TASK: Pictures do not belong in your copy. Repeat all the other data exactly.
---+---
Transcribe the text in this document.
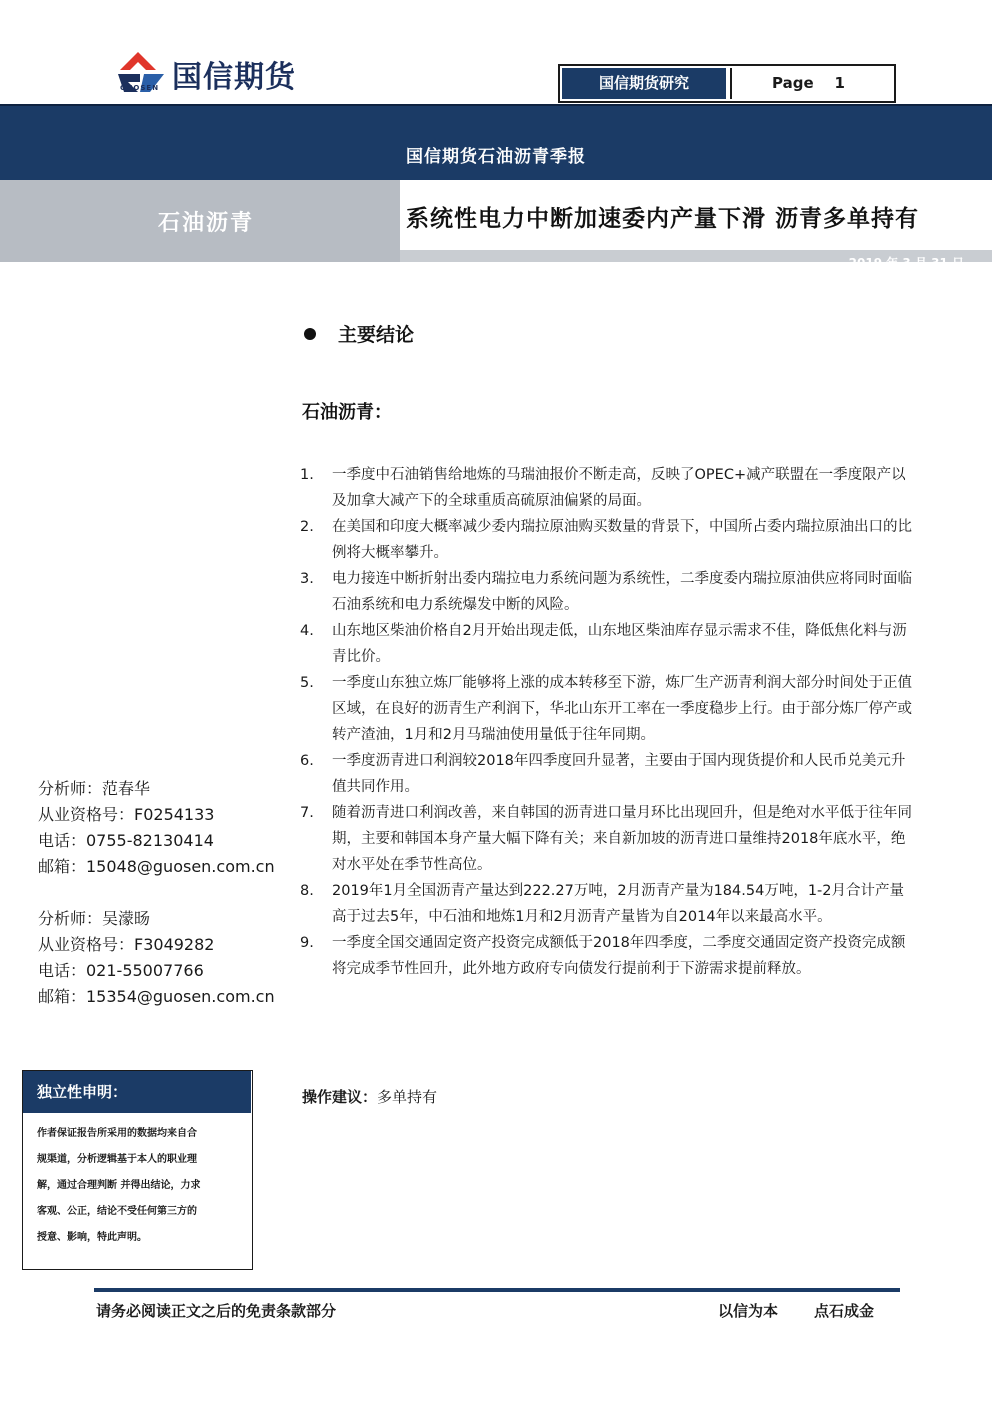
国信期货
GUOSEN	国信期货研究	Page 1
国信期货石油沥青季报
石油沥青	系统性电力中断加速委内产量下滑 沥青多单持有
2019 年 3 月 31 日
主要结论
石油沥青：
1.	一季度中石油销售给地炼的马瑞油报价不断走高，反映了OPEC+减产联盟在一季度限产以及加拿大减产下的全球重质高硫原油偏紧的局面。
2.	在美国和印度大概率减少委内瑞拉原油购买数量的背景下，中国所占委内瑞拉原油出口的比例将大概率攀升。
3.	电力接连中断折射出委内瑞拉电力系统问题为系统性，二季度委内瑞拉原油供应将同时面临石油系统和电力系统爆发中断的风险。
4.	山东地区柴油价格自2月开始出现走低，山东地区柴油库存显示需求不佳，降低焦化料与沥青比价。
5.	一季度山东独立炼厂能够将上涨的成本转移至下游，炼厂生产沥青利润大部分时间处于正值区域，在良好的沥青生产利润下，华北山东开工率在一季度稳步上行。由于部分炼厂停产或转产渣油，1月和2月马瑞油使用量低于往年同期。
6.	一季度沥青进口利润较2018年四季度回升显著，主要由于国内现货提价和人民币兑美元升值共同作用。
7.	随着沥青进口利润改善，来自韩国的沥青进口量月环比出现回升，但是绝对水平低于往年同期，主要和韩国本身产量大幅下降有关；来自新加坡的沥青进口量维持2018年底水平，绝对水平处在季节性高位。
8.	2019年1月全国沥青产量达到222.27万吨，2月沥青产量为184.54万吨，1-2月合计产量高于过去5年，中石油和地炼1月和2月沥青产量皆为自2014年以来最高水平。
9.	一季度全国交通固定资产投资完成额低于2018年四季度，二季度交通固定资产投资完成额将完成季节性回升，此外地方政府专向债发行提前利于下游需求提前释放。
操作建议：多单持有
分析师：范春华
从业资格号：F0254133
电话：0755-82130414
邮箱：15048@guosen.com.cn
分析师：吴濛旸
从业资格号：F3049282
电话：021-55007766
邮箱：15354@guosen.com.cn
独立性申明：
作者保证报告所采用的数据均来自合
规渠道，分析逻辑基于本人的职业理
解，通过合理判断 并得出结论，力求
客观、公正，结论不受任何第三方的
授意、影响，特此声明。
请务必阅读正文之后的免责条款部分	以信为本 点石成金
---+---
OUTPUT OF THE TASK:
Transcribe the text in this document.
国信期货
GUOSEN	国信期货研究	Page 1
国信期货石油沥青季报
石油沥青	系统性电力中断加速委内产量下滑 沥青多单持有
2019 年 3 月 31 日
主要结论
石油沥青：
1.	一季度中石油销售给地炼的马瑞油报价不断走高，反映了OPEC+减产联盟在一季度限产以及加拿大减产下的全球重质高硫原油偏紧的局面。
2.	在美国和印度大概率减少委内瑞拉原油购买数量的背景下，中国所占委内瑞拉原油出口的比例将大概率攀升。
3.	电力接连中断折射出委内瑞拉电力系统问题为系统性，二季度委内瑞拉原油供应将同时面临石油系统和电力系统爆发中断的风险。
4.	山东地区柴油价格自2月开始出现走低，山东地区柴油库存显示需求不佳，降低焦化料与沥青比价。
5.	一季度山东独立炼厂能够将上涨的成本转移至下游，炼厂生产沥青利润大部分时间处于正值区域，在良好的沥青生产利润下，华北山东开工率在一季度稳步上行。由于部分炼厂停产或转产渣油，1月和2月马瑞油使用量低于往年同期。
6.	一季度沥青进口利润较2018年四季度回升显著，主要由于国内现货提价和人民币兑美元升值共同作用。
7.	随着沥青进口利润改善，来自韩国的沥青进口量月环比出现回升，但是绝对水平低于往年同期，主要和韩国本身产量大幅下降有关；来自新加坡的沥青进口量维持2018年底水平，绝对水平处在季节性高位。
8.	2019年1月全国沥青产量达到222.27万吨，2月沥青产量为184.54万吨，1-2月合计产量高于过去5年，中石油和地炼1月和2月沥青产量皆为自2014年以来最高水平。
9.	一季度全国交通固定资产投资完成额低于2018年四季度，二季度交通固定资产投资完成额将完成季节性回升，此外地方政府专向债发行提前利于下游需求提前释放。
操作建议：多单持有
分析师：范春华
从业资格号：F0254133
电话：0755-82130414
邮箱：15048@guosen.com.cn
分析师：吴濛旸
从业资格号：F3049282
电话：021-55007766
邮箱：15354@guosen.com.cn
独立性申明：
作者保证报告所采用的数据均来自合
规渠道，分析逻辑基于本人的职业理
解，通过合理判断 并得出结论，力求
客观、公正，结论不受任何第三方的
授意、影响，特此声明。
请务必阅读正文之后的免责条款部分	以信为本 点石成金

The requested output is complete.